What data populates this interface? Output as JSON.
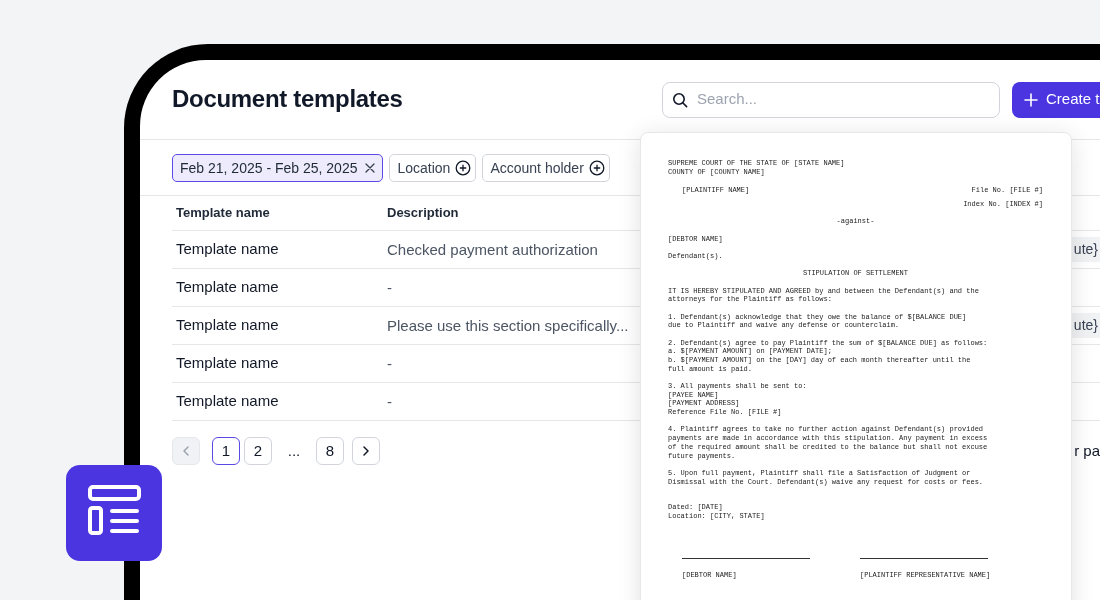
{
  "app_icon": {
    "kind": "badge"
  },
  "title": "Document templates",
  "search": {
    "placeholder": "Search..."
  },
  "create_button": {
    "label": "Create t"
  },
  "filters": [
    {
      "label": "Feb 21, 2025 - Feb 25, 2025",
      "kind": "applied"
    },
    {
      "label": "Location",
      "kind": "add"
    },
    {
      "label": "Account holder",
      "kind": "add"
    }
  ],
  "table": {
    "columns": [
      "Template name",
      "Description"
    ],
    "rows": [
      {
        "name": "Template name",
        "description": "Checked payment authorization",
        "column_3": "ute}"
      },
      {
        "name": "Template name",
        "description": "-"
      },
      {
        "name": "Template name",
        "description": "Please use this section specifically...",
        "column_3": "ute}"
      },
      {
        "name": "Template name",
        "description": "-"
      },
      {
        "name": "Template name",
        "description": "-"
      }
    ]
  },
  "pagination": {
    "previous": {
      "disabled": true
    },
    "next": {
      "disabled": false
    },
    "pages": [
      {
        "label": "1",
        "kind": "page",
        "selected": true
      },
      {
        "label": "2",
        "kind": "page",
        "selected": false
      },
      {
        "label": "...",
        "kind": "ellipsis"
      },
      {
        "label": "8",
        "kind": "page",
        "selected": false
      }
    ],
    "rows_per_page": "r pa"
  },
  "document": {
    "blocks": [
      {
        "kind": "left",
        "text": "SUPREME COURT OF THE STATE OF [STATE NAME]\nCOUNTY OF [COUNTY NAME]"
      },
      {
        "kind": "pair",
        "left": "[PLAINTIFF NAME]",
        "right": "File No. [FILE #]"
      },
      {
        "kind": "right",
        "text": "Index No. [INDEX #]"
      },
      {
        "kind": "center",
        "text": "-against-"
      },
      {
        "kind": "left",
        "text": "[DEBTOR NAME]"
      },
      {
        "kind": "left",
        "text": "Defendant(s)."
      },
      {
        "kind": "center",
        "text": "STIPULATION OF SETTLEMENT"
      },
      {
        "kind": "paragraph",
        "text": "IT IS HEREBY STIPULATED AND AGREED by and between the Defendant(s) and the\nattorneys for the Plaintiff as follows:"
      },
      {
        "kind": "paragraph",
        "text": "1. Defendant(s) acknowledge that they owe the balance of $[BALANCE DUE]\ndue to Plaintiff and waive any defense or counterclaim."
      },
      {
        "kind": "paragraph",
        "text": "2. Defendant(s) agree to pay Plaintiff the sum of $[BALANCE DUE] as follows:\na. $[PAYMENT AMOUNT] on [PAYMENT DATE];\nb. $[PAYMENT AMOUNT] on the [DAY] day of each month thereafter until the\nfull amount is paid."
      },
      {
        "kind": "paragraph",
        "text": "3. All payments shall be sent to:\n[PAYEE NAME]\n[PAYMENT ADDRESS]\nReference File No. [FILE #]"
      },
      {
        "kind": "paragraph",
        "text": "4. Plaintiff agrees to take no further action against Defendant(s) provided\npayments are made in accordance with this stipulation. Any payment in excess\nof the required amount shall be credited to the balance but shall not excuse\nfuture payments."
      },
      {
        "kind": "paragraph",
        "text": "5. Upon full payment, Plaintiff shall file a Satisfaction of Judgment or\nDismissal with the Court. Defendant(s) waive any request for costs or fees."
      },
      {
        "kind": "dated",
        "text": "Dated: [DATE]\nLocation: [CITY, STATE]"
      },
      {
        "kind": "signatures",
        "names": [
          "[DEBTOR NAME]",
          "[PLAINTIFF REPRESENTATIVE NAME]"
        ]
      }
    ]
  }
}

> _Stated exercise_: Within the records, how many lines include "this"? The answer is the number and nothing else.

> _Correct response_: 3